--- TASK DIRECTIONS ---
Pictures aside, write out every record exactly as it appears.

------ SOURCE RECORDS

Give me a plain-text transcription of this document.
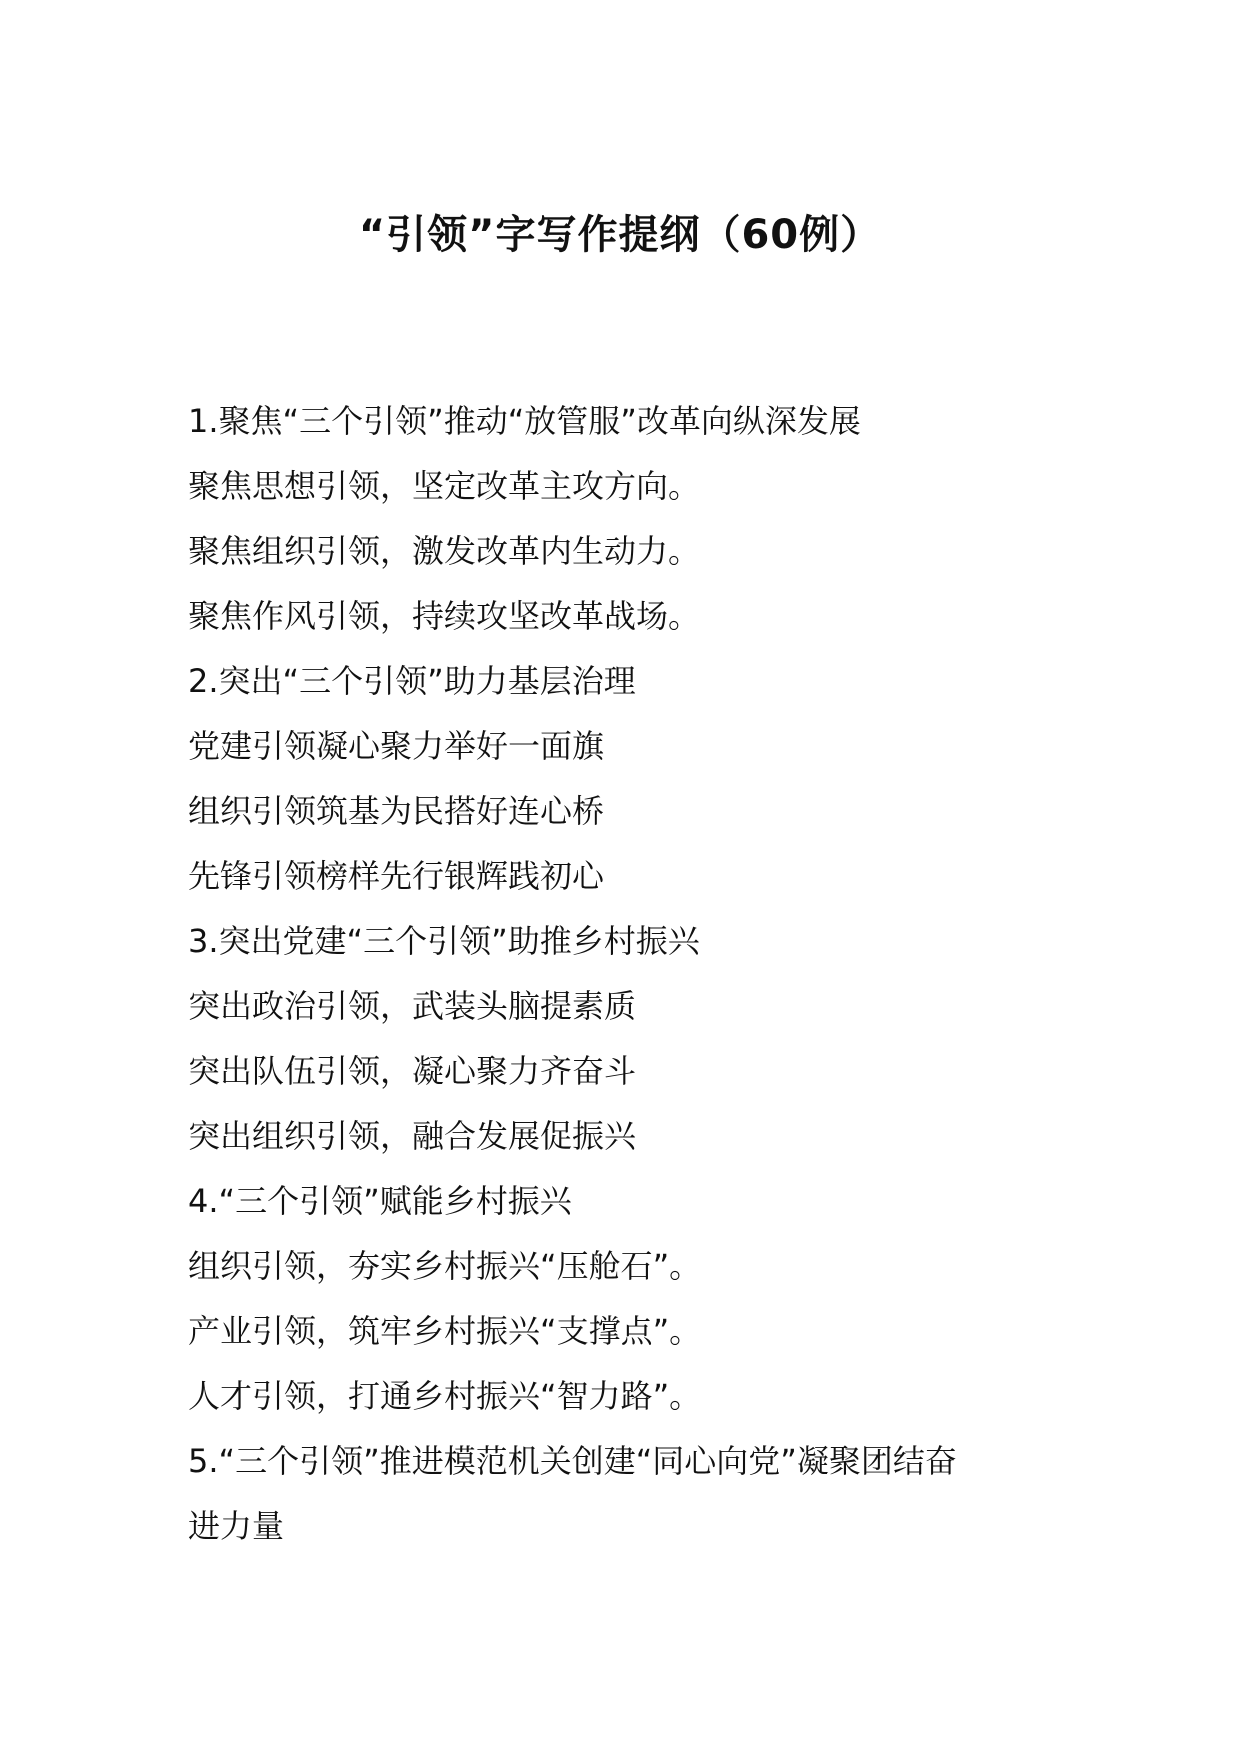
“引领”字写作提纲（60例）
1.聚焦“三个引领”推动“放管服”改革向纵深发展
聚焦思想引领，坚定改革主攻方向。
聚焦组织引领，激发改革内生动力。
聚焦作风引领，持续攻坚改革战场。
2.突出“三个引领”助力基层治理
党建引领凝心聚力举好一面旗
组织引领筑基为民搭好连心桥
先锋引领榜样先行银辉践初心
3.突出党建“三个引领”助推乡村振兴
突出政治引领，武装头脑提素质
突出队伍引领，凝心聚力齐奋斗
突出组织引领，融合发展促振兴
4.“三个引领”赋能乡村振兴
组织引领，夯实乡村振兴“压舱石”。
产业引领，筑牢乡村振兴“支撑点”。
人才引领，打通乡村振兴“智力路”。
5.“三个引领”推进模范机关创建“同心向党”凝聚团结奋
进力量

------------

--- TASK SOLUTION ---
Give me a plain-text transcription of this document.
“引领”字写作提纲（60例）
1.聚焦“三个引领”推动“放管服”改革向纵深发展
聚焦思想引领，坚定改革主攻方向。
聚焦组织引领，激发改革内生动力。
聚焦作风引领，持续攻坚改革战场。
2.突出“三个引领”助力基层治理
党建引领凝心聚力举好一面旗
组织引领筑基为民搭好连心桥
先锋引领榜样先行银辉践初心
3.突出党建“三个引领”助推乡村振兴
突出政治引领，武装头脑提素质
突出队伍引领，凝心聚力齐奋斗
突出组织引领，融合发展促振兴
4.“三个引领”赋能乡村振兴
组织引领，夯实乡村振兴“压舱石”。
产业引领，筑牢乡村振兴“支撑点”。
人才引领，打通乡村振兴“智力路”。
5.“三个引领”推进模范机关创建“同心向党”凝聚团结奋
进力量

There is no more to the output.